■ **Prompt**
Of all the lines in the records, how many hold the word "Repair"? Answer with the number only.

Dataset records:
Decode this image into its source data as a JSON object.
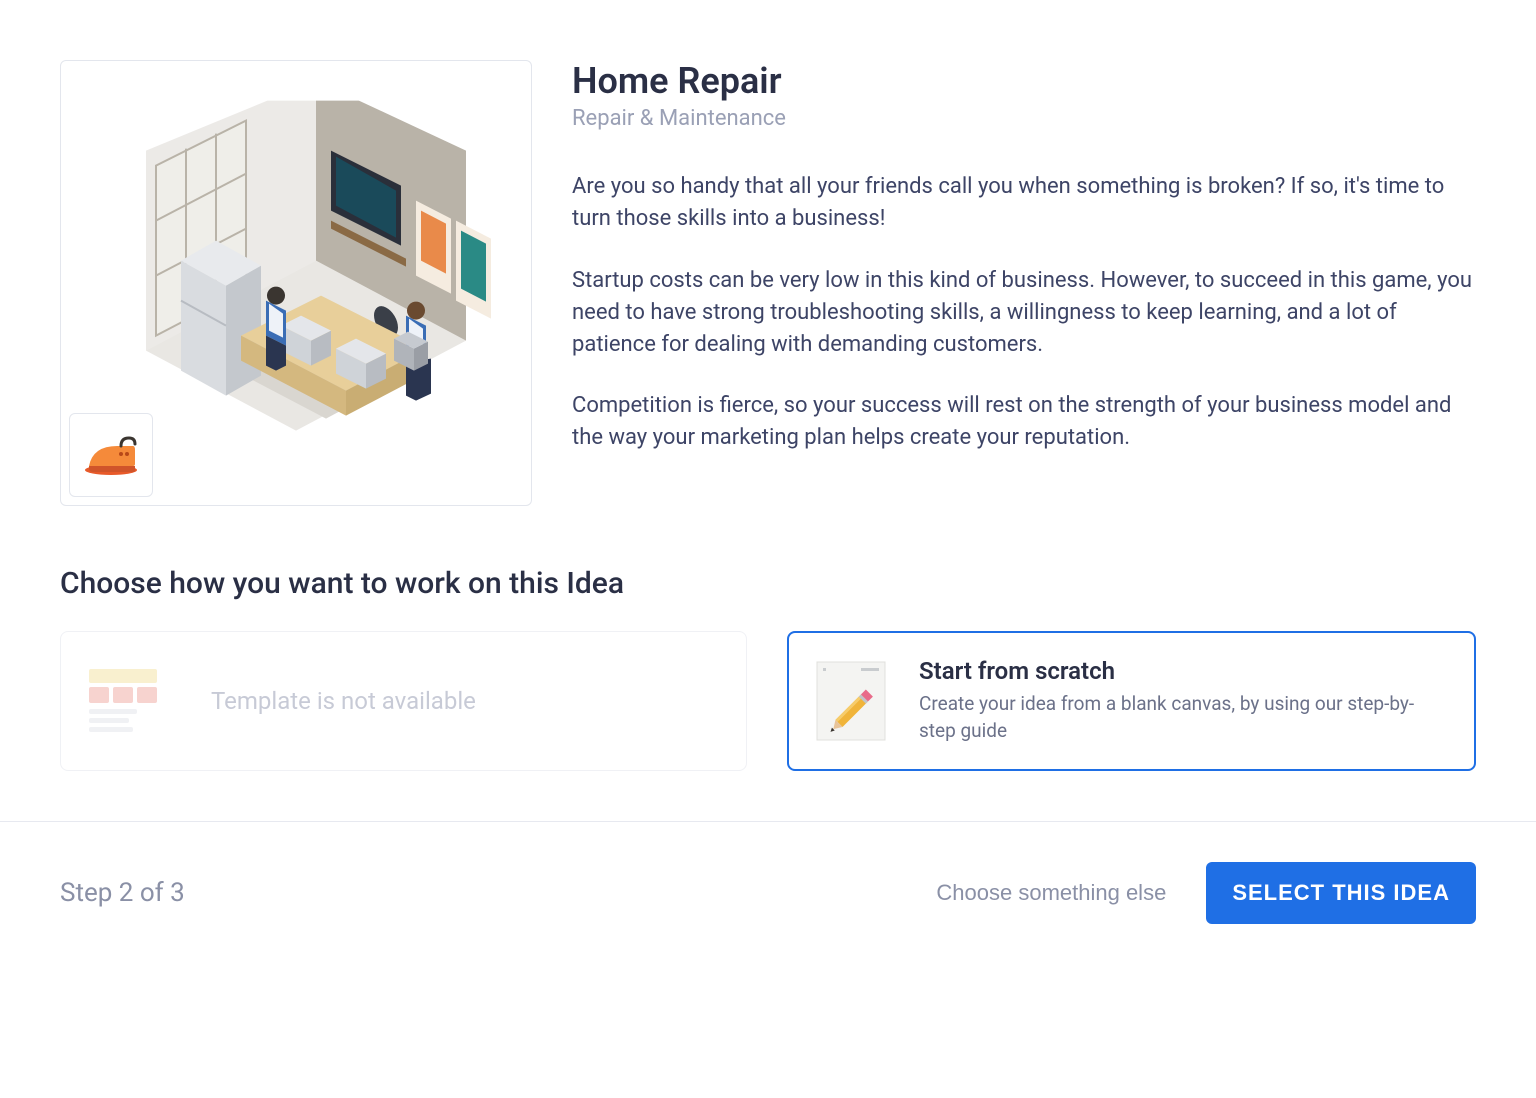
{
  "idea": {
    "title": "Home Repair",
    "category": "Repair & Maintenance",
    "paragraph1": "Are you so handy that all your friends call you when something is broken? If so, it's time to turn those skills into a business!",
    "paragraph2": "Startup costs can be very low in this kind of business. However, to succeed in this game, you need to have strong troubleshooting skills, a willingness to keep learning, and a lot of patience for dealing with demanding customers.",
    "paragraph3": "Competition is fierce, so your success will rest on the strength of your business model and the way your marketing plan helps create your reputation.",
    "badge_icon": "iron-icon"
  },
  "choose": {
    "heading": "Choose how you want to work on this Idea",
    "option_unavailable": "Template is not available",
    "option_scratch_title": "Start from scratch",
    "option_scratch_sub": "Create your idea from a blank canvas, by using our step-by-step guide"
  },
  "footer": {
    "step": "Step 2 of 3",
    "choose_else": "Choose something else",
    "select_button": "SELECT THIS IDEA"
  },
  "colors": {
    "primary": "#1f6fe5",
    "muted": "#9aa0b5",
    "text": "#2a2f45"
  }
}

■ **Written response**
2